[Start]

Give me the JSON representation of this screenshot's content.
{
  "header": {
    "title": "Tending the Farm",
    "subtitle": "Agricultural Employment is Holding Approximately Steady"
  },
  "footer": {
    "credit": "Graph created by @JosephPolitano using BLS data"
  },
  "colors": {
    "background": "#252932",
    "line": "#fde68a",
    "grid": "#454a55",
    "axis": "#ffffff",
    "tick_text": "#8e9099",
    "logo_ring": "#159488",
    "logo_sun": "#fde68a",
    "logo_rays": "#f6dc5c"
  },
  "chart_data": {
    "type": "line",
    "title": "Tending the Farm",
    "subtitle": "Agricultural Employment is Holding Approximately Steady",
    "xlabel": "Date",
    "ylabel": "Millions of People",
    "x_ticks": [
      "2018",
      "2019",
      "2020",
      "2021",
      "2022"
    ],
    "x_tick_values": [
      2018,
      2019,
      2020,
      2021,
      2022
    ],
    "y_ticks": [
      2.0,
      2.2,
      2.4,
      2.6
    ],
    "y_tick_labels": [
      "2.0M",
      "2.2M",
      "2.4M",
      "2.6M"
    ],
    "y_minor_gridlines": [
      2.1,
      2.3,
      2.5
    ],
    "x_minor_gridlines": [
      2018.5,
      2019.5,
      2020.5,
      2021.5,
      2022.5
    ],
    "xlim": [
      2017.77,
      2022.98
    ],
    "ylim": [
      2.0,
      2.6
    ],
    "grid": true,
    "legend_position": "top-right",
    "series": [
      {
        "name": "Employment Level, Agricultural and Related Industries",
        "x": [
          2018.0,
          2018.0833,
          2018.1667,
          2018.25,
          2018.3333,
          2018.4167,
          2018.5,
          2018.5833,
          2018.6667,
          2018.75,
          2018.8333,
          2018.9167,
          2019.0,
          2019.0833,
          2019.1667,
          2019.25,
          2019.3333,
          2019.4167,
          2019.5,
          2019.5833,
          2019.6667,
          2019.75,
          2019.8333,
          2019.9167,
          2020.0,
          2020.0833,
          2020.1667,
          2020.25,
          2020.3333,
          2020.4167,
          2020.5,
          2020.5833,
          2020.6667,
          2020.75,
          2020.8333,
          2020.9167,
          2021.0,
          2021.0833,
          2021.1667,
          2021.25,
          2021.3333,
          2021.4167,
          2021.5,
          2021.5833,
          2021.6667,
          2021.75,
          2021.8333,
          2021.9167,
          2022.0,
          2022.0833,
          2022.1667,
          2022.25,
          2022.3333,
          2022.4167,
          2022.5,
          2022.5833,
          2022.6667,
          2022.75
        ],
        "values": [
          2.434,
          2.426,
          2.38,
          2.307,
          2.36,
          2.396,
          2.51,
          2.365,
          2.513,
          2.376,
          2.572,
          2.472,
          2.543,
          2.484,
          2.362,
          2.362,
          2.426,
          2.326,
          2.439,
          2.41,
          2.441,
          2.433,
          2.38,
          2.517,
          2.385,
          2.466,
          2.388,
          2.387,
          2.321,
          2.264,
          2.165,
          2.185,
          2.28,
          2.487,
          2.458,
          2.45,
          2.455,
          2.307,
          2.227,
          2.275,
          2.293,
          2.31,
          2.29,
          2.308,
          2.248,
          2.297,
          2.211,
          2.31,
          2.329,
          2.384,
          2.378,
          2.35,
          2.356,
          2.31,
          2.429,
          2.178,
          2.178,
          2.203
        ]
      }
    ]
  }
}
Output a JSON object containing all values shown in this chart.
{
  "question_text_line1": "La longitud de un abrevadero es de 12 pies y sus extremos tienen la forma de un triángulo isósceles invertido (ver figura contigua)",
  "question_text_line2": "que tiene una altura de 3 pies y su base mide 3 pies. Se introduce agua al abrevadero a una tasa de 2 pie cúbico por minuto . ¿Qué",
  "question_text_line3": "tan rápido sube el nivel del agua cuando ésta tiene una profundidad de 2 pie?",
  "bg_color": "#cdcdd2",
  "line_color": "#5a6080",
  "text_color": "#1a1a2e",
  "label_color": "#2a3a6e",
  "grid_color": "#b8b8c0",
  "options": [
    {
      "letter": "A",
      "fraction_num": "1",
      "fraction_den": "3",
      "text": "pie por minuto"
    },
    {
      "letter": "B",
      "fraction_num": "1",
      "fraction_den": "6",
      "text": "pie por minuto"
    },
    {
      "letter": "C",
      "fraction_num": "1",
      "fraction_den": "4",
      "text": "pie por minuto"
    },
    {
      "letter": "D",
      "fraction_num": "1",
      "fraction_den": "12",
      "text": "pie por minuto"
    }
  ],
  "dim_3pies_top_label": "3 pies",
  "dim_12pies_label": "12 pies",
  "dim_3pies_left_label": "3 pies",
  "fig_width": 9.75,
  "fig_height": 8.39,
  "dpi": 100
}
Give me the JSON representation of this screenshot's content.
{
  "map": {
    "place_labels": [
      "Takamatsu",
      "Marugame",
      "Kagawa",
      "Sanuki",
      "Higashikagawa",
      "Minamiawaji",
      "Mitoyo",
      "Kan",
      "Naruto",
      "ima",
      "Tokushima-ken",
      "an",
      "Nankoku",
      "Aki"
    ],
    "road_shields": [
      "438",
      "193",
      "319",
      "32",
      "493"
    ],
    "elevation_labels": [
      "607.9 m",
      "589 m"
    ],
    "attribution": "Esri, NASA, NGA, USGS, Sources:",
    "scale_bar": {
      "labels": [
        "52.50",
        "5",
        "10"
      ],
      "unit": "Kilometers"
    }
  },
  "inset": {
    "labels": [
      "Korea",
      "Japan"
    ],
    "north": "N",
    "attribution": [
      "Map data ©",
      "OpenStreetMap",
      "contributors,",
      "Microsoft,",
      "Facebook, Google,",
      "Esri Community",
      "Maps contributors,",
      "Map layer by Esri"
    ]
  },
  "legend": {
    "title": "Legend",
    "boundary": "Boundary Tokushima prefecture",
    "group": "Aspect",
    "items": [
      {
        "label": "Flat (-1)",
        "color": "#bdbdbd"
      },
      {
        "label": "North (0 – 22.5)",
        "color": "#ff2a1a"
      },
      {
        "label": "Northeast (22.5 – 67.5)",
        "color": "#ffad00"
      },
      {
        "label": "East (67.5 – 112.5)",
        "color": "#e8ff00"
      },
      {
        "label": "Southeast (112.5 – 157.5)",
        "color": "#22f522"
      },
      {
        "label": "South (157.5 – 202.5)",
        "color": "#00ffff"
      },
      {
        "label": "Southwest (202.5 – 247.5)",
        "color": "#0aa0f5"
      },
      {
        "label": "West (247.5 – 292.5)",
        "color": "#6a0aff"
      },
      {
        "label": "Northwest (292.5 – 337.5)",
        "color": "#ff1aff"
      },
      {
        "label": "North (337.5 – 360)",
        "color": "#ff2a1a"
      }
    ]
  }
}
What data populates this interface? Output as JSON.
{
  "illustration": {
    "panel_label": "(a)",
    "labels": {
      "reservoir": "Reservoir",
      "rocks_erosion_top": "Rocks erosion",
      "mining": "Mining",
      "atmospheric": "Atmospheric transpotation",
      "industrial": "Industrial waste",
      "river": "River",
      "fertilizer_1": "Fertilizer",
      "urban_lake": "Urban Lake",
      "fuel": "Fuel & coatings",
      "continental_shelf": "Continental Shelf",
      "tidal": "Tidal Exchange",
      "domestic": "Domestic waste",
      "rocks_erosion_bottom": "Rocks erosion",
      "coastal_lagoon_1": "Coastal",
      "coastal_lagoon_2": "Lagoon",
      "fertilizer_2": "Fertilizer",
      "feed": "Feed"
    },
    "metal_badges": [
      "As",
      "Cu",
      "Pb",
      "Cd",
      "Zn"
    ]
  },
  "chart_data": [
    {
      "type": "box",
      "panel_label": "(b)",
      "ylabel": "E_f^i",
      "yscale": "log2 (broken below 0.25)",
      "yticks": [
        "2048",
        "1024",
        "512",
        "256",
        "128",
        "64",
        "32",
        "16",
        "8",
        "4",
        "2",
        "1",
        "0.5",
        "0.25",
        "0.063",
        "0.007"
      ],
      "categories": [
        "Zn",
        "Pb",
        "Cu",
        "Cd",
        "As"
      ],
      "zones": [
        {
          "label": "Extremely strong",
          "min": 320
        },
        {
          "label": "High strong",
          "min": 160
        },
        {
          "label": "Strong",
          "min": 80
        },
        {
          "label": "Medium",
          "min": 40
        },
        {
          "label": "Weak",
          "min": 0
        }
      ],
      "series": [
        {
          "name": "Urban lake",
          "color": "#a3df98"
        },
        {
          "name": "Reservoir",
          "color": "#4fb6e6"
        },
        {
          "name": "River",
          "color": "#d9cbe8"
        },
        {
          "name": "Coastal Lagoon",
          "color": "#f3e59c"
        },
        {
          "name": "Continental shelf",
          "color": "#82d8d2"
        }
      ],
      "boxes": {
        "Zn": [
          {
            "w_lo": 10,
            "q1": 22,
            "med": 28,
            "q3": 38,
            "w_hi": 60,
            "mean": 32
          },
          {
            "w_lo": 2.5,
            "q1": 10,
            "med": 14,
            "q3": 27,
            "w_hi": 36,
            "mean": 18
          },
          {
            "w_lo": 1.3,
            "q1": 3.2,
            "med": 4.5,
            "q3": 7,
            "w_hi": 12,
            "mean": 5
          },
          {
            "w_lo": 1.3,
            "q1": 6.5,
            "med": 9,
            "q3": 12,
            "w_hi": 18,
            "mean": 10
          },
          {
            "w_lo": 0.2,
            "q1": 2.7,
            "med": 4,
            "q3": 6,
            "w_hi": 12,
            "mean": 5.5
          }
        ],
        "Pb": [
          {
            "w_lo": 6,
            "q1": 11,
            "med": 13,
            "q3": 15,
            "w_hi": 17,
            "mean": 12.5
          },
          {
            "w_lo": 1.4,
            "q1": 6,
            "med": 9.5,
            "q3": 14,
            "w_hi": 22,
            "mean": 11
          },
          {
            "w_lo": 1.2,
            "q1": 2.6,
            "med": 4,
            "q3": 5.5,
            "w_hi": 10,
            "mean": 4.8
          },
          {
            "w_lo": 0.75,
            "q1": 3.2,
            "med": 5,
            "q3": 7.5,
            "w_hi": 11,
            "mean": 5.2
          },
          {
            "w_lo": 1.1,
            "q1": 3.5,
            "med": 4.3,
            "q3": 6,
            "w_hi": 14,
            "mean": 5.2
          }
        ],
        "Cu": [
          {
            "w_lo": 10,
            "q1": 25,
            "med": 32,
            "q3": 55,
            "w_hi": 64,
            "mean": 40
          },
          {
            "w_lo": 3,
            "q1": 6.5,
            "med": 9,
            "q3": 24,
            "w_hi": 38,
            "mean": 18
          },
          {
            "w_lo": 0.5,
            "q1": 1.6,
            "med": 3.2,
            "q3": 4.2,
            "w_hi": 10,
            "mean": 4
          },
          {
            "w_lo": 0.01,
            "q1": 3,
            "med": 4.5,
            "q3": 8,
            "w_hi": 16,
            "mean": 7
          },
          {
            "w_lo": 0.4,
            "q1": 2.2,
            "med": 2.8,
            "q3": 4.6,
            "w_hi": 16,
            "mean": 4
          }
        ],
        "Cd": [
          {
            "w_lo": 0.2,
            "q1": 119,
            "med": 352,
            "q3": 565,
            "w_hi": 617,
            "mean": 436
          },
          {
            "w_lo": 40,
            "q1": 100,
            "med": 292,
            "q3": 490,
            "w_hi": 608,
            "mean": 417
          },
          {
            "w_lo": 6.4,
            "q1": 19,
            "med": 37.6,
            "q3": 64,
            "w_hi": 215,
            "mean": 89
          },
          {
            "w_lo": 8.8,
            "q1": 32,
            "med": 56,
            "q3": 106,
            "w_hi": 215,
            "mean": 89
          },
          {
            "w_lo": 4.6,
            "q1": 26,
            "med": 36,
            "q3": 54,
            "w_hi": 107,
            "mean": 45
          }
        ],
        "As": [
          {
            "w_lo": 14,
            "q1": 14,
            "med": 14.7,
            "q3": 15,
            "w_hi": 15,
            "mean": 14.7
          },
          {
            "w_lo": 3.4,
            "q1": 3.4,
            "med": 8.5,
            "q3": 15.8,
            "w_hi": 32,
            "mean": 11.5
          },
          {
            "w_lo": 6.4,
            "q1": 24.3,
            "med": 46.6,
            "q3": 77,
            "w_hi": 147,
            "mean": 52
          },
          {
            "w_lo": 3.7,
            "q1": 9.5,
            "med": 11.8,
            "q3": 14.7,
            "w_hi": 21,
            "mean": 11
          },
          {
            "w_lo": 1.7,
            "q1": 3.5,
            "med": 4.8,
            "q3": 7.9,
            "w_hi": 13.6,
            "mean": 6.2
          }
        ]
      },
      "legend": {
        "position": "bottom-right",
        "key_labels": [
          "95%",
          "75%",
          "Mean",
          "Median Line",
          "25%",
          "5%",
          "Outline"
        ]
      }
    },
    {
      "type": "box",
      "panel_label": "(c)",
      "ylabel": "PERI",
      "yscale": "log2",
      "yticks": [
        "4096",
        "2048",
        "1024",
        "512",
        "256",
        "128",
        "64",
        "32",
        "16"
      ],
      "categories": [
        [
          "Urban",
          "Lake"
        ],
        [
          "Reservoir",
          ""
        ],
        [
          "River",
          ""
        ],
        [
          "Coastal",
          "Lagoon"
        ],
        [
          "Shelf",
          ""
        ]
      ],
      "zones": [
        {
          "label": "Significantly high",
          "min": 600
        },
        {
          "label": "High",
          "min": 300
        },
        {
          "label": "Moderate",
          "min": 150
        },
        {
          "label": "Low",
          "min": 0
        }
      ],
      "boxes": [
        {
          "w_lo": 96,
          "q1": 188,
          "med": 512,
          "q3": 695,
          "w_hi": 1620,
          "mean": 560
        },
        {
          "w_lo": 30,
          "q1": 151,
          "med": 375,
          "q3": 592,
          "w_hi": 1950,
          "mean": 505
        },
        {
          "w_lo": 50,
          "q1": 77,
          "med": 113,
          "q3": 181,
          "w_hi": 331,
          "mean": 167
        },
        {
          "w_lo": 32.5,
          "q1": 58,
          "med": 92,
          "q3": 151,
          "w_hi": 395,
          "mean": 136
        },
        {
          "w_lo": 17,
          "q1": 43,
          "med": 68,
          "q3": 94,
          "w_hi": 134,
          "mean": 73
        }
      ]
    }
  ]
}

[End]

- Do this -
Select the lines from the entries that include the word "yscale".

- Solution to the problem -
      "yscale": "log2 (broken below 0.25)",
      "yscale": "log2",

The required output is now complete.